Please print every line from the one containing "Give me the" through the last line of the records below, exactly as written and nothing more.

-- Start --

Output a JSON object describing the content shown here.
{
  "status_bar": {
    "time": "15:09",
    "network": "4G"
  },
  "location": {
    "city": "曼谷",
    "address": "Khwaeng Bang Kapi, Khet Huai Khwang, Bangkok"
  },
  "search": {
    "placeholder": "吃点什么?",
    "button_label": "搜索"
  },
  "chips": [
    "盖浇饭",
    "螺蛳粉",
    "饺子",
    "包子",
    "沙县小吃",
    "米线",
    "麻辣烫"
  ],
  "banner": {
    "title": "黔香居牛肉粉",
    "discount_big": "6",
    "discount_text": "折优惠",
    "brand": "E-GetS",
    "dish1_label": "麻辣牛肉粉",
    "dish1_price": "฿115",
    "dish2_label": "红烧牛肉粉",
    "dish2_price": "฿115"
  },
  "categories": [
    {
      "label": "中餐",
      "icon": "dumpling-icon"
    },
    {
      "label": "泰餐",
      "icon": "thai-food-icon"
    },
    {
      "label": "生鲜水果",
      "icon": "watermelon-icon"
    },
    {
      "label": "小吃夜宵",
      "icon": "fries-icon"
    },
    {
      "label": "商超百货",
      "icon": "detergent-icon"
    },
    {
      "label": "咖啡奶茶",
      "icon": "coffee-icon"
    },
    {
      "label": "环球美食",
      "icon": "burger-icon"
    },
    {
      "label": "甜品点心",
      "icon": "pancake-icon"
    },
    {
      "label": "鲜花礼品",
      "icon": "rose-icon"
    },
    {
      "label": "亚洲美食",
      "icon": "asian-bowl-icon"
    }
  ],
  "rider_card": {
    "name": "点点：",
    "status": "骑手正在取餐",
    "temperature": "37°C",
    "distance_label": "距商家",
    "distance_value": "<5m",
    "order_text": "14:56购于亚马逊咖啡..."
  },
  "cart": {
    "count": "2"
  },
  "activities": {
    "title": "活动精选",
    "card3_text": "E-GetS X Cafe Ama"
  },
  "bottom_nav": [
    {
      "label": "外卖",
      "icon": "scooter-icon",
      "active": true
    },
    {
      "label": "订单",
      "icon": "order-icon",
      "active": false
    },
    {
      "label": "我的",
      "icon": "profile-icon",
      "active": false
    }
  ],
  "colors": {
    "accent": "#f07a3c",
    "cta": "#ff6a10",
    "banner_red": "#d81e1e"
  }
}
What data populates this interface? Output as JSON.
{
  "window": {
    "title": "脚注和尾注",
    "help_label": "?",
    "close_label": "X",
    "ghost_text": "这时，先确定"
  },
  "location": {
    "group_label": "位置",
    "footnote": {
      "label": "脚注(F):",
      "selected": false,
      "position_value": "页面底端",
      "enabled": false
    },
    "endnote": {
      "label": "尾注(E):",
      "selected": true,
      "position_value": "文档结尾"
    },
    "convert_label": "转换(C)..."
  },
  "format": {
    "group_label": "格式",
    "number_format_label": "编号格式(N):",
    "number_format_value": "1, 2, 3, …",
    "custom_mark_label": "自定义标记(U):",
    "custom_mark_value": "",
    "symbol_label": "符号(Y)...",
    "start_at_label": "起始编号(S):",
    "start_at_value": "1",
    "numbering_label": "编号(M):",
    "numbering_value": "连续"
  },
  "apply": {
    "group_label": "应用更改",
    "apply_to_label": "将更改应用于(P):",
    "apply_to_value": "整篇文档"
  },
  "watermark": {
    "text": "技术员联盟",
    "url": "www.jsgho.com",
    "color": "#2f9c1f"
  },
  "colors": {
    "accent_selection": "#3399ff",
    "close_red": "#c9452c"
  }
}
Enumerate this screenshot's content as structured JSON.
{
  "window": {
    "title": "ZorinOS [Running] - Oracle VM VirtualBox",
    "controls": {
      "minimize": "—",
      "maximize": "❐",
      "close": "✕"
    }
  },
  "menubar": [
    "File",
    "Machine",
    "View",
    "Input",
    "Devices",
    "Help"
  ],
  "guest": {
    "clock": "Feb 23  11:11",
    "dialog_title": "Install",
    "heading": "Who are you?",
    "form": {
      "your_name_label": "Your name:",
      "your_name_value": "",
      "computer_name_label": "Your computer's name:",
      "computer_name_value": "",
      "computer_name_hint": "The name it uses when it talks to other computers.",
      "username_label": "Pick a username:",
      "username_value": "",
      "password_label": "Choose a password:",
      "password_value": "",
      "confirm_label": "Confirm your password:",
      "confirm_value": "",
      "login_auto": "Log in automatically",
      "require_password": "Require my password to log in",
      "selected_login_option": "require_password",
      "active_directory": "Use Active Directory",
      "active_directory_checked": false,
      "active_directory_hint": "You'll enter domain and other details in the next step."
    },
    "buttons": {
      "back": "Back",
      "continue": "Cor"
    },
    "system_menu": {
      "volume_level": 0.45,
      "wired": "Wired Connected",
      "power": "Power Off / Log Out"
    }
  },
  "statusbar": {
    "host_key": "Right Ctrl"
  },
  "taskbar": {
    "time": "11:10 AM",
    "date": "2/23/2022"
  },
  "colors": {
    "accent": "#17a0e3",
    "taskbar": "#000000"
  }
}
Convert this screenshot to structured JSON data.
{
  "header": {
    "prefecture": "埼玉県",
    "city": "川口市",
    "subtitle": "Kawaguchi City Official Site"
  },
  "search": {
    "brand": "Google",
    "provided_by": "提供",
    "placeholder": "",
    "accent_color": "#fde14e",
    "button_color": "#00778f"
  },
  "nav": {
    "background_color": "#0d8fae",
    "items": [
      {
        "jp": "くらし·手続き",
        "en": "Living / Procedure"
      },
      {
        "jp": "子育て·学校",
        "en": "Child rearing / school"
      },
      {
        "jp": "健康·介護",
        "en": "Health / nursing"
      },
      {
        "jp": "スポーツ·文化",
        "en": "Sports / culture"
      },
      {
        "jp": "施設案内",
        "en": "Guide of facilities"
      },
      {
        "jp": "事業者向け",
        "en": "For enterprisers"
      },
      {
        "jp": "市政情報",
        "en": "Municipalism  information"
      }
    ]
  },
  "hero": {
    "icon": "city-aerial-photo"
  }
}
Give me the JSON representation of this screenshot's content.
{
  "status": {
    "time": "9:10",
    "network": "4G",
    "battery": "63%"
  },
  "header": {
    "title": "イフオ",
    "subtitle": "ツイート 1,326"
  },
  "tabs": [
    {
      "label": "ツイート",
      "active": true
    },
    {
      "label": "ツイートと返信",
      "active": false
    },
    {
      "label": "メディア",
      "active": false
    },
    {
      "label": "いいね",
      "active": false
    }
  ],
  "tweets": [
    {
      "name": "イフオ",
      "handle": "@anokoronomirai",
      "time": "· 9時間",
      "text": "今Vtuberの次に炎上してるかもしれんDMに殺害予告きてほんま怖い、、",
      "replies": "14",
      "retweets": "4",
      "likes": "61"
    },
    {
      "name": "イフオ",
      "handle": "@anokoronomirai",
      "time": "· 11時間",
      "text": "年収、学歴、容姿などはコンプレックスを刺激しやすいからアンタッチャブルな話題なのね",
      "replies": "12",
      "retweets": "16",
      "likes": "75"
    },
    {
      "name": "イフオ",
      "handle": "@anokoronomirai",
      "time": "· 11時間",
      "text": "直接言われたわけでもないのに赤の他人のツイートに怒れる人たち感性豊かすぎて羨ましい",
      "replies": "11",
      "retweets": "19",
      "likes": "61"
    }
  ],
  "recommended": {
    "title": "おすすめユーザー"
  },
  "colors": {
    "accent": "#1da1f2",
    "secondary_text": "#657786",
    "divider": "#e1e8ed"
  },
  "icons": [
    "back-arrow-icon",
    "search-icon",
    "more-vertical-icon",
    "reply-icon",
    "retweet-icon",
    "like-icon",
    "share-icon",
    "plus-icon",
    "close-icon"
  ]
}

-- End --

[EXERCISE RESPONSE]
Give me the JSON representation of this screenshot's content.
{
  "status": {
    "time": "9:10",
    "network": "4G",
    "battery": "63%"
  },
  "header": {
    "title": "イフオ",
    "subtitle": "ツイート 1,326"
  },
  "tabs": [
    {
      "label": "ツイート",
      "active": true
    },
    {
      "label": "ツイートと返信",
      "active": false
    },
    {
      "label": "メディア",
      "active": false
    },
    {
      "label": "いいね",
      "active": false
    }
  ],
  "tweets": [
    {
      "name": "イフオ",
      "handle": "@anokoronomirai",
      "time": "· 9時間",
      "text": "今Vtuberの次に炎上してるかもしれんDMに殺害予告きてほんま怖い、、",
      "replies": "14",
      "retweets": "4",
      "likes": "61"
    },
    {
      "name": "イフオ",
      "handle": "@anokoronomirai",
      "time": "· 11時間",
      "text": "年収、学歴、容姿などはコンプレックスを刺激しやすいからアンタッチャブルな話題なのね",
      "replies": "12",
      "retweets": "16",
      "likes": "75"
    },
    {
      "name": "イフオ",
      "handle": "@anokoronomirai",
      "time": "· 11時間",
      "text": "直接言われたわけでもないのに赤の他人のツイートに怒れる人たち感性豊かすぎて羨ましい",
      "replies": "11",
      "retweets": "19",
      "likes": "61"
    }
  ],
  "recommended": {
    "title": "おすすめユーザー"
  },
  "colors": {
    "accent": "#1da1f2",
    "secondary_text": "#657786",
    "divider": "#e1e8ed"
  },
  "icons": [
    "back-arrow-icon",
    "search-icon",
    "more-vertical-icon",
    "reply-icon",
    "retweet-icon",
    "like-icon",
    "share-icon",
    "plus-icon",
    "close-icon"
  ]
}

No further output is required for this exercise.